EXERCISE OBJECTIVE
Switch every "road-dash" in the entries below to "lane-dash", and leave all other text unchanged.

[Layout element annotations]

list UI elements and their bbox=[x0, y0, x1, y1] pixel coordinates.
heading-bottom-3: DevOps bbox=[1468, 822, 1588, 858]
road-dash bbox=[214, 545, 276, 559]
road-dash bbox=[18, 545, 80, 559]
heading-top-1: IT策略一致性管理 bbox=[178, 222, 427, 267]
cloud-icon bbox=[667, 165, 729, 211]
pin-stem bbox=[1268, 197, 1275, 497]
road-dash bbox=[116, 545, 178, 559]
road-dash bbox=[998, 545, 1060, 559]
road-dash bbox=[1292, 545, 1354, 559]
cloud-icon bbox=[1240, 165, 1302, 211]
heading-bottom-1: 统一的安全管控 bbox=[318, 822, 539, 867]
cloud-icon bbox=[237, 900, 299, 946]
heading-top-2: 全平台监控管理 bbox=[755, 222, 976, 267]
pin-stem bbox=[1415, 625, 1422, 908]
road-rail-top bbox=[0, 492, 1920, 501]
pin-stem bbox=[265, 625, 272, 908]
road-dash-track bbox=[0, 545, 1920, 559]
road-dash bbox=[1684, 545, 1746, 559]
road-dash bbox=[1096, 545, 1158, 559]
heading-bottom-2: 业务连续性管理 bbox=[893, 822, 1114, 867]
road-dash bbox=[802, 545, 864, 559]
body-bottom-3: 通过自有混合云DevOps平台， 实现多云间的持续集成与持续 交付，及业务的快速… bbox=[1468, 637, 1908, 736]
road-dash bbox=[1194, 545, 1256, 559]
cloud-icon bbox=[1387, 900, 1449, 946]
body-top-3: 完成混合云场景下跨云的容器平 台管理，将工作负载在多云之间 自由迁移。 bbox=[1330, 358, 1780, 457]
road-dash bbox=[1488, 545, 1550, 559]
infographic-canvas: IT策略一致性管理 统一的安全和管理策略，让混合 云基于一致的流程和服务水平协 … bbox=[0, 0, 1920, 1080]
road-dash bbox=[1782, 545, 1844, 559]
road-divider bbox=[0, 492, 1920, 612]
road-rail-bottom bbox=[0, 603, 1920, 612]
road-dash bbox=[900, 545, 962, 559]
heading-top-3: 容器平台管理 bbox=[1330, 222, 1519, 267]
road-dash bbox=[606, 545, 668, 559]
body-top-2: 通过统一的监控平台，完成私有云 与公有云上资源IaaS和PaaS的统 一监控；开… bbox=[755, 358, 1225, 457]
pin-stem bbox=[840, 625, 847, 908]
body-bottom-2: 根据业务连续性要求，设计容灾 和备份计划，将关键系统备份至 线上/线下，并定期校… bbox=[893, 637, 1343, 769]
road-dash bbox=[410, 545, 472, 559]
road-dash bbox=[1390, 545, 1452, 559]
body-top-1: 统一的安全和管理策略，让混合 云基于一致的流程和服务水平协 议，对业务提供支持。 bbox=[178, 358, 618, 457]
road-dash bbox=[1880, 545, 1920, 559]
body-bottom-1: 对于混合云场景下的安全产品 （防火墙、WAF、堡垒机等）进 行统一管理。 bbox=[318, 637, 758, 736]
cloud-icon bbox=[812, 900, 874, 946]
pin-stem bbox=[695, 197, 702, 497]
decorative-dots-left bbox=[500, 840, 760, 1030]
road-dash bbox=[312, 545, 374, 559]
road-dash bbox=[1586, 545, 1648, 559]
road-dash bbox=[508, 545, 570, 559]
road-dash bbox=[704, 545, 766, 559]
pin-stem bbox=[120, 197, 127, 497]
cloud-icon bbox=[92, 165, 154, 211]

COMPLETED EXERCISE
list UI elements and their bbox=[x0, y0, x1, y1] pixel coordinates.
heading-bottom-3: DevOps bbox=[1468, 822, 1588, 858]
lane-dash bbox=[214, 545, 276, 559]
lane-dash bbox=[18, 545, 80, 559]
heading-top-1: IT策略一致性管理 bbox=[178, 222, 427, 267]
cloud-icon bbox=[667, 165, 729, 211]
pin-stem bbox=[1268, 197, 1275, 497]
lane-dash bbox=[116, 545, 178, 559]
lane-dash bbox=[998, 545, 1060, 559]
lane-dash bbox=[1292, 545, 1354, 559]
cloud-icon bbox=[1240, 165, 1302, 211]
heading-bottom-1: 统一的安全管控 bbox=[318, 822, 539, 867]
cloud-icon bbox=[237, 900, 299, 946]
heading-top-2: 全平台监控管理 bbox=[755, 222, 976, 267]
pin-stem bbox=[1415, 625, 1422, 908]
road-rail-top bbox=[0, 492, 1920, 501]
pin-stem bbox=[265, 625, 272, 908]
lane-dash-track bbox=[0, 545, 1920, 559]
lane-dash bbox=[1684, 545, 1746, 559]
lane-dash bbox=[1096, 545, 1158, 559]
heading-bottom-2: 业务连续性管理 bbox=[893, 822, 1114, 867]
lane-dash bbox=[802, 545, 864, 559]
body-bottom-3: 通过自有混合云DevOps平台， 实现多云间的持续集成与持续 交付，及业务的快速… bbox=[1468, 637, 1908, 736]
lane-dash bbox=[1194, 545, 1256, 559]
cloud-icon bbox=[1387, 900, 1449, 946]
body-top-3: 完成混合云场景下跨云的容器平 台管理，将工作负载在多云之间 自由迁移。 bbox=[1330, 358, 1780, 457]
lane-dash bbox=[1488, 545, 1550, 559]
infographic-canvas: IT策略一致性管理 统一的安全和管理策略，让混合 云基于一致的流程和服务水平协 … bbox=[0, 0, 1920, 1080]
lane-dash bbox=[1782, 545, 1844, 559]
road-divider bbox=[0, 492, 1920, 612]
road-rail-bottom bbox=[0, 603, 1920, 612]
lane-dash bbox=[900, 545, 962, 559]
heading-top-3: 容器平台管理 bbox=[1330, 222, 1519, 267]
lane-dash bbox=[606, 545, 668, 559]
body-top-2: 通过统一的监控平台，完成私有云 与公有云上资源IaaS和PaaS的统 一监控；开… bbox=[755, 358, 1225, 457]
pin-stem bbox=[840, 625, 847, 908]
body-bottom-2: 根据业务连续性要求，设计容灾 和备份计划，将关键系统备份至 线上/线下，并定期校… bbox=[893, 637, 1343, 769]
lane-dash bbox=[410, 545, 472, 559]
lane-dash bbox=[1390, 545, 1452, 559]
body-top-1: 统一的安全和管理策略，让混合 云基于一致的流程和服务水平协 议，对业务提供支持。 bbox=[178, 358, 618, 457]
lane-dash bbox=[1880, 545, 1920, 559]
body-bottom-1: 对于混合云场景下的安全产品 （防火墙、WAF、堡垒机等）进 行统一管理。 bbox=[318, 637, 758, 736]
cloud-icon bbox=[812, 900, 874, 946]
pin-stem bbox=[695, 197, 702, 497]
decorative-dots-left bbox=[500, 840, 760, 1030]
lane-dash bbox=[312, 545, 374, 559]
lane-dash bbox=[1586, 545, 1648, 559]
lane-dash bbox=[508, 545, 570, 559]
lane-dash bbox=[704, 545, 766, 559]
pin-stem bbox=[120, 197, 127, 497]
cloud-icon bbox=[92, 165, 154, 211]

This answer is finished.